* [Aim] In the data that follows, count every line holding the string "civile" and give the count alone.

---- Material provided

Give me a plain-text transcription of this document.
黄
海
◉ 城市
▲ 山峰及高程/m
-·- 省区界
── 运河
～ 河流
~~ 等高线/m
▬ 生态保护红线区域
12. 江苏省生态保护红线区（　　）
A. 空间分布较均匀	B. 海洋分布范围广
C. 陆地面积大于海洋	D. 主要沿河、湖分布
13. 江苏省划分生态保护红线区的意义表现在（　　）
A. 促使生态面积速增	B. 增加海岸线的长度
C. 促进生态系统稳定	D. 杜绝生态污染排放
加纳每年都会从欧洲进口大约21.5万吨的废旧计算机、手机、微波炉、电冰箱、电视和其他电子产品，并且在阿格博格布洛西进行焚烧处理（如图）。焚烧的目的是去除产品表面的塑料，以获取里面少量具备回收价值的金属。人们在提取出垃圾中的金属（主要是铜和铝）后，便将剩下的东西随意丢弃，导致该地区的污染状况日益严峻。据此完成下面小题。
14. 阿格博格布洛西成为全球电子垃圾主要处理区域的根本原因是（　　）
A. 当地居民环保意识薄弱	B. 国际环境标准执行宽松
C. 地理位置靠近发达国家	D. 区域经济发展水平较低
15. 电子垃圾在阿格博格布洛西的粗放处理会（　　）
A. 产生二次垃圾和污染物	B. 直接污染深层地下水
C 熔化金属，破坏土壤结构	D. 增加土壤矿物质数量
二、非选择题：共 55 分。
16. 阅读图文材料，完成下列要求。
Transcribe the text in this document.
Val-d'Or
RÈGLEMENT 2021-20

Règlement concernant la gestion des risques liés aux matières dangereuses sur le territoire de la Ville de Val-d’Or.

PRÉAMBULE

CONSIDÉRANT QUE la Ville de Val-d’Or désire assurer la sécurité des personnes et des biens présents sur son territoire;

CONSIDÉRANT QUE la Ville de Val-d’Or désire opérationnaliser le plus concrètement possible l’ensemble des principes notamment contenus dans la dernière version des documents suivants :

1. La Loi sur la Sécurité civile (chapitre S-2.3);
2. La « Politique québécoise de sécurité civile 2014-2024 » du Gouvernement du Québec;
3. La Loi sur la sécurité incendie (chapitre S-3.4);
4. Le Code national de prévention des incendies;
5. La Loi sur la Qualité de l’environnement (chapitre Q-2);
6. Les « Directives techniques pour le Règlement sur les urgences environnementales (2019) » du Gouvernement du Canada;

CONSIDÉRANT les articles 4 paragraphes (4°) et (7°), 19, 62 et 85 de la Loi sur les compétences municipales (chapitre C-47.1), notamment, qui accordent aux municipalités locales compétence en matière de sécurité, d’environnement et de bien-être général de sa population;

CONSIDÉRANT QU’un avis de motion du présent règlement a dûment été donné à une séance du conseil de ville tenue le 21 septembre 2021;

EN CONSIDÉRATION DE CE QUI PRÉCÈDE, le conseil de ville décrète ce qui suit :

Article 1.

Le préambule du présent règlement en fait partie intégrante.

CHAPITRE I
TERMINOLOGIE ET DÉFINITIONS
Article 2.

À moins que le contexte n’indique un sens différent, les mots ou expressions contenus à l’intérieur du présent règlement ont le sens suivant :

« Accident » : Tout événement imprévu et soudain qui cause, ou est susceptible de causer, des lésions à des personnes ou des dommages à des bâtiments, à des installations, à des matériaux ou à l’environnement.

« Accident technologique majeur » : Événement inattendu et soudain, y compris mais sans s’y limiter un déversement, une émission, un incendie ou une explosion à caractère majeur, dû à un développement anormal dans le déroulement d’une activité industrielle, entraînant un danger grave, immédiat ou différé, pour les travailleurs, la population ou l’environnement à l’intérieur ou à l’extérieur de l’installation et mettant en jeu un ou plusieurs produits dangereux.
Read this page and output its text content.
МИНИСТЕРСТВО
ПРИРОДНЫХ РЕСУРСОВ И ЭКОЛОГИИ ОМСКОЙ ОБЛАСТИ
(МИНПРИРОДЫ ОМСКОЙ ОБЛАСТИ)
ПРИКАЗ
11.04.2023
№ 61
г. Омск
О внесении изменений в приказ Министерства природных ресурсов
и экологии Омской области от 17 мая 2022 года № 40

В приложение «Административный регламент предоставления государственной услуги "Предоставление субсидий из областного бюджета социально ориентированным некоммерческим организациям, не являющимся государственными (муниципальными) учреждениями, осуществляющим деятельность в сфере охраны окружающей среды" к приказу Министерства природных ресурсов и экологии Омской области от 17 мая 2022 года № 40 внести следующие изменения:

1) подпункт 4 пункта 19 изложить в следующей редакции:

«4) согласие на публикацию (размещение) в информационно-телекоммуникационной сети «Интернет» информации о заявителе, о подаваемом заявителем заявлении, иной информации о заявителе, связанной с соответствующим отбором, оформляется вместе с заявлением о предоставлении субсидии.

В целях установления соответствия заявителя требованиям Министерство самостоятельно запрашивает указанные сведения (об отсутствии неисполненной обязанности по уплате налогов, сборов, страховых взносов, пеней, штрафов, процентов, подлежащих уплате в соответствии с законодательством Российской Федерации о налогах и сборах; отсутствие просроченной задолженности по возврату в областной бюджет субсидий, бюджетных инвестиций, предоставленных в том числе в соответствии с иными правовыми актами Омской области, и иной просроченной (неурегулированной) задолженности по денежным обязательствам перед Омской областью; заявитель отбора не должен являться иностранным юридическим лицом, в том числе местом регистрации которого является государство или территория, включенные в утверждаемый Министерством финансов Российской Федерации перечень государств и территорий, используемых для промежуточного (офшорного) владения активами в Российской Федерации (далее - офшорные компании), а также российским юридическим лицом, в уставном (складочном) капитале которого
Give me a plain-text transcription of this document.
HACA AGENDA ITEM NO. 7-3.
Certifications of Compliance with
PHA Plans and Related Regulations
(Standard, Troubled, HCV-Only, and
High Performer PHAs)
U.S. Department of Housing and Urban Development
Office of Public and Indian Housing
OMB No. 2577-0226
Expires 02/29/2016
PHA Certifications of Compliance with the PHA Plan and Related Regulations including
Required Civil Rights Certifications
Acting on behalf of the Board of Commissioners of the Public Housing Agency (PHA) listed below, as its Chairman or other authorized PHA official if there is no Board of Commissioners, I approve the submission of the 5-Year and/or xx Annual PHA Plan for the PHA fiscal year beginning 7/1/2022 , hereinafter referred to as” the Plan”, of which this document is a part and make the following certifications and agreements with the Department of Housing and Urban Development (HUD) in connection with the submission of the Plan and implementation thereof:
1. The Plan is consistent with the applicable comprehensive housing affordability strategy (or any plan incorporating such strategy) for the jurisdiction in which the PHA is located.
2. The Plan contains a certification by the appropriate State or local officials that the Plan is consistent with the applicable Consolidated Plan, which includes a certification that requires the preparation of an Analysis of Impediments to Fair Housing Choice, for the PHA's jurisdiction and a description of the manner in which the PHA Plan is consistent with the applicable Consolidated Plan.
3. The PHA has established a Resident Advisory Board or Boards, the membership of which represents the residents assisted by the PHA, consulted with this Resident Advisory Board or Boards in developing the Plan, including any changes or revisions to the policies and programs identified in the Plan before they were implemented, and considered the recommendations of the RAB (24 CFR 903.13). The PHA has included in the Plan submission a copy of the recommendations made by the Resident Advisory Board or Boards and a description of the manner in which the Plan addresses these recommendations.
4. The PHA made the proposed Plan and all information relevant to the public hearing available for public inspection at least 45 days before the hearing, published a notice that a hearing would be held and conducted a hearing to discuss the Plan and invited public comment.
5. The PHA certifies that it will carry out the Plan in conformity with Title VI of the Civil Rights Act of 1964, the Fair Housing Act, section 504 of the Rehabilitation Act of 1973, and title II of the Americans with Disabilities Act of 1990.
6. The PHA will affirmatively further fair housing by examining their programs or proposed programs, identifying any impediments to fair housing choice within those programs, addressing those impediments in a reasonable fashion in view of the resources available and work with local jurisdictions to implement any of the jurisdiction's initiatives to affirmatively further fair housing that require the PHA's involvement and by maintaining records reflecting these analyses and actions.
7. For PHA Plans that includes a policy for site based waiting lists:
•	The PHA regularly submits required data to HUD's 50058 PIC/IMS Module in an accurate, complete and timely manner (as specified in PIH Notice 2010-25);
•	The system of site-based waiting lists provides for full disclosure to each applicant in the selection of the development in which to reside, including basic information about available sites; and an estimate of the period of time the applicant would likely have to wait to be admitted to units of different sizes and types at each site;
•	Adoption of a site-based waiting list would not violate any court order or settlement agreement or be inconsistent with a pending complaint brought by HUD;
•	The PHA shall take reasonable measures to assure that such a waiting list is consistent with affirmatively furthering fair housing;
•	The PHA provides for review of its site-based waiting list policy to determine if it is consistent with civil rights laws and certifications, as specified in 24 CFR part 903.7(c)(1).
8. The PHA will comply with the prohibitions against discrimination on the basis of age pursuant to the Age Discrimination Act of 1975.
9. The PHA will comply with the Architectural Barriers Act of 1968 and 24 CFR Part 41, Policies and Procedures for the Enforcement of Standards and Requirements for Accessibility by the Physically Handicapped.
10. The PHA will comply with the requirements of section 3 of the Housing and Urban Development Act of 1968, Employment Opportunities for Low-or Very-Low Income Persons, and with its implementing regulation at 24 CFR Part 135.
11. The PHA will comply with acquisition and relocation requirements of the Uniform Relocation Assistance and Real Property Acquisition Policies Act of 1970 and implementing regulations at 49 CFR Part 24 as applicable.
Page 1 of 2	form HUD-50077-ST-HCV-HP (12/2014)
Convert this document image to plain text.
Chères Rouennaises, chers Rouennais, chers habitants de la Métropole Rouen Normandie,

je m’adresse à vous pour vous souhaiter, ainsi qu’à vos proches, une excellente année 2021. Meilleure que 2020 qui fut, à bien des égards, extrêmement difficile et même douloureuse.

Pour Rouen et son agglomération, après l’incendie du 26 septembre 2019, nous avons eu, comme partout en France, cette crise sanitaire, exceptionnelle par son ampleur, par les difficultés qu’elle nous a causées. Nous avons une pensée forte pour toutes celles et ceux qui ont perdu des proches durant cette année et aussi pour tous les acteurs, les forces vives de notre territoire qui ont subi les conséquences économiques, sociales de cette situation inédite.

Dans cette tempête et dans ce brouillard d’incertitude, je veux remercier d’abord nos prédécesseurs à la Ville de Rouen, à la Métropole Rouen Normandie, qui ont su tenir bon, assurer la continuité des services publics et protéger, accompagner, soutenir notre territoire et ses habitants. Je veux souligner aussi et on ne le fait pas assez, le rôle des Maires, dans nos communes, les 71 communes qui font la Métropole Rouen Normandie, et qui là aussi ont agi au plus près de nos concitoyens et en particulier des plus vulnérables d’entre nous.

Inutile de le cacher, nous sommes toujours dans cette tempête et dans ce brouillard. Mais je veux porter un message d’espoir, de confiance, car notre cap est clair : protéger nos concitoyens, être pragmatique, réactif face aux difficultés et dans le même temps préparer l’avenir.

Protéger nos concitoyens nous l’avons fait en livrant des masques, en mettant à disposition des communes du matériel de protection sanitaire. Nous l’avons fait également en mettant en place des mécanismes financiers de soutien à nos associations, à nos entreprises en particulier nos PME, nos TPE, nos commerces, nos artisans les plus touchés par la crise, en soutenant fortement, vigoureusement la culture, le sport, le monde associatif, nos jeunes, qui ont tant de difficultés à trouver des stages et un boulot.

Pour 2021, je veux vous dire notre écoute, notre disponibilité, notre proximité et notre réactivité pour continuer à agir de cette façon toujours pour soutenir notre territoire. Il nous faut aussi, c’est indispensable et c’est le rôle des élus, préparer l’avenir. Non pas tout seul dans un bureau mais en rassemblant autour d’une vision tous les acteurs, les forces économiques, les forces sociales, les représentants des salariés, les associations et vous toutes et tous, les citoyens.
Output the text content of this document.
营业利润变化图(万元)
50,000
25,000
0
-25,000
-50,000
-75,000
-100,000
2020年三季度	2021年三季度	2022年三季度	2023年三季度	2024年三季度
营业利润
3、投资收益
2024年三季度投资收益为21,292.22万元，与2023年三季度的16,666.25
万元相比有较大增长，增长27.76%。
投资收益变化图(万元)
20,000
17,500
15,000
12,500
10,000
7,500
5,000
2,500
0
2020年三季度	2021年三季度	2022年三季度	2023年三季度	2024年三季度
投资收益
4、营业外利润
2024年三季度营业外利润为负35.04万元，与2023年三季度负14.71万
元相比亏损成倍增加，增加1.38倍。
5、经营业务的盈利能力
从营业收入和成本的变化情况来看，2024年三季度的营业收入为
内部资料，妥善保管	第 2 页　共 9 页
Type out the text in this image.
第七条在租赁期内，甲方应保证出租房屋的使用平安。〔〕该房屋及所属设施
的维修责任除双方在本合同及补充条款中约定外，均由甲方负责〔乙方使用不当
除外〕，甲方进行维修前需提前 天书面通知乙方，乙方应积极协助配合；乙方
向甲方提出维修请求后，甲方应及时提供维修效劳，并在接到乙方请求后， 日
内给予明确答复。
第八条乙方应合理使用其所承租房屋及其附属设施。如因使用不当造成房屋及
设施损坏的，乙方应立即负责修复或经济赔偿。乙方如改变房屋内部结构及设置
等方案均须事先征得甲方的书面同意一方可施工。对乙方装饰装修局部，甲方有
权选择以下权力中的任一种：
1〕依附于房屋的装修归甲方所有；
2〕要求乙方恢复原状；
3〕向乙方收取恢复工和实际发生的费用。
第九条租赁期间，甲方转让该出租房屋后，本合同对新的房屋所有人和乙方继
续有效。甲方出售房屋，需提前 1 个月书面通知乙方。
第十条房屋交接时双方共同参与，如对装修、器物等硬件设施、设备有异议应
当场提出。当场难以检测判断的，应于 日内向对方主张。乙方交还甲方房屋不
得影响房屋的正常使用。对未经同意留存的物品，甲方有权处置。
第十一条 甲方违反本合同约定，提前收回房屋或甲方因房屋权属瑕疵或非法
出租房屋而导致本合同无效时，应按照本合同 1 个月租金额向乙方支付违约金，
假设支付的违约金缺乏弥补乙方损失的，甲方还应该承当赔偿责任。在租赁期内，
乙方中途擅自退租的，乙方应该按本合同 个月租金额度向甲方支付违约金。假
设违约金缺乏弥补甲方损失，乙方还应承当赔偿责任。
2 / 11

--------

* [Exercise solution] 2